— START Input —
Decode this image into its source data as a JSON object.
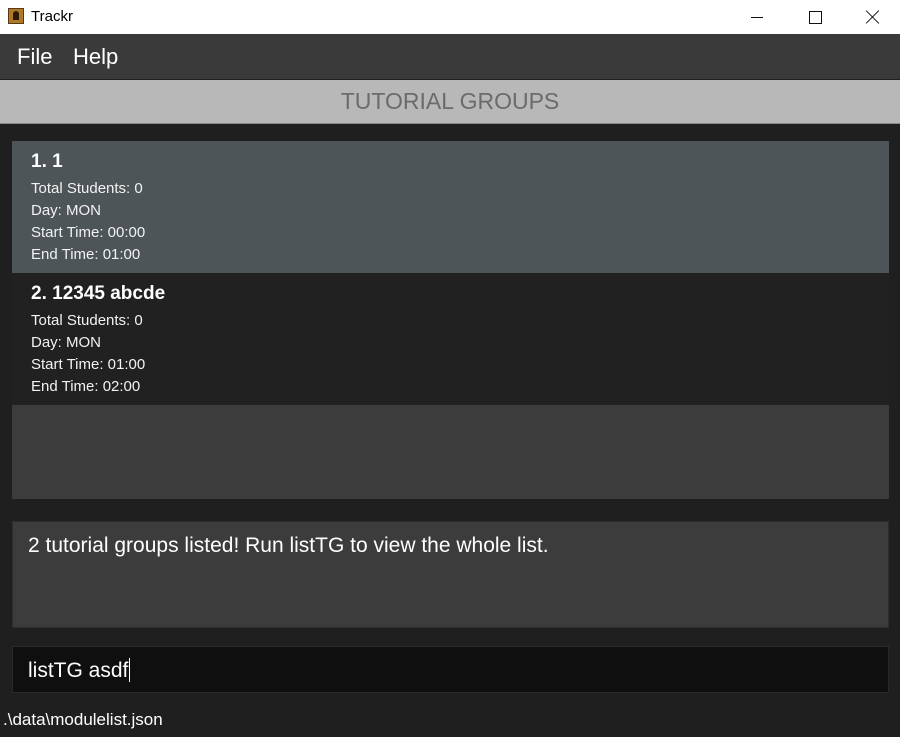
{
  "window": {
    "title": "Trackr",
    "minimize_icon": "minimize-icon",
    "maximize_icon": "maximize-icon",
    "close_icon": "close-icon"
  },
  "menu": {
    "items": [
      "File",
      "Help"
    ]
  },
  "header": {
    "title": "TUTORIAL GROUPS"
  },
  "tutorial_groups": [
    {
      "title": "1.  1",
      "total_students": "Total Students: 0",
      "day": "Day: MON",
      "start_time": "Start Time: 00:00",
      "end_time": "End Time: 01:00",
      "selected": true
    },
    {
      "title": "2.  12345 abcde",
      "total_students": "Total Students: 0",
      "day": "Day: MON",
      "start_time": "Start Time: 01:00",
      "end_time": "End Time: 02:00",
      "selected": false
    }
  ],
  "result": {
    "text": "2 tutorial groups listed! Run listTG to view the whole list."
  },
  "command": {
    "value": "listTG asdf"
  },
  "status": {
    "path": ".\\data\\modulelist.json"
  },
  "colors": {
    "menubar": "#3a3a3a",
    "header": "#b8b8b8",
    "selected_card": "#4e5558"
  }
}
— END Input —
— START Input —
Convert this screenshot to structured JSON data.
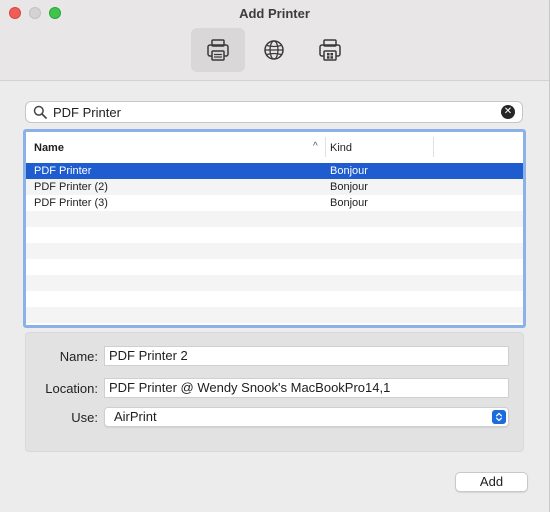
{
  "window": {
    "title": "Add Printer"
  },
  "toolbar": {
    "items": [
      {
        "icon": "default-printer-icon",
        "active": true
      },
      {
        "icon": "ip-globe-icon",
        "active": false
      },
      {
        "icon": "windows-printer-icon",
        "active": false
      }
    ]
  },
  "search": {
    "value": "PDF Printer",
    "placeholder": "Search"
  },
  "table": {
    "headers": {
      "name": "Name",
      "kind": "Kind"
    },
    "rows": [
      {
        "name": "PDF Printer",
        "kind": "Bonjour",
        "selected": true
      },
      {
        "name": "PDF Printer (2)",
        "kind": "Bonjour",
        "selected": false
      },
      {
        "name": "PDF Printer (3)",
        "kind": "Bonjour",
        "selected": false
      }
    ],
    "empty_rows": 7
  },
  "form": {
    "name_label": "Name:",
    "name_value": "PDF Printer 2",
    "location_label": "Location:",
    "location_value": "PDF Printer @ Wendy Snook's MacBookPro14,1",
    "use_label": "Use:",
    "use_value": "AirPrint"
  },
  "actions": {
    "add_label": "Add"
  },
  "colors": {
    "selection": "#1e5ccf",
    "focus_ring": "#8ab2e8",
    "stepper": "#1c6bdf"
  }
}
— END Input —
Exercise details
Compute how many lines include the string "icon", then give that number by itself.

Final answer
6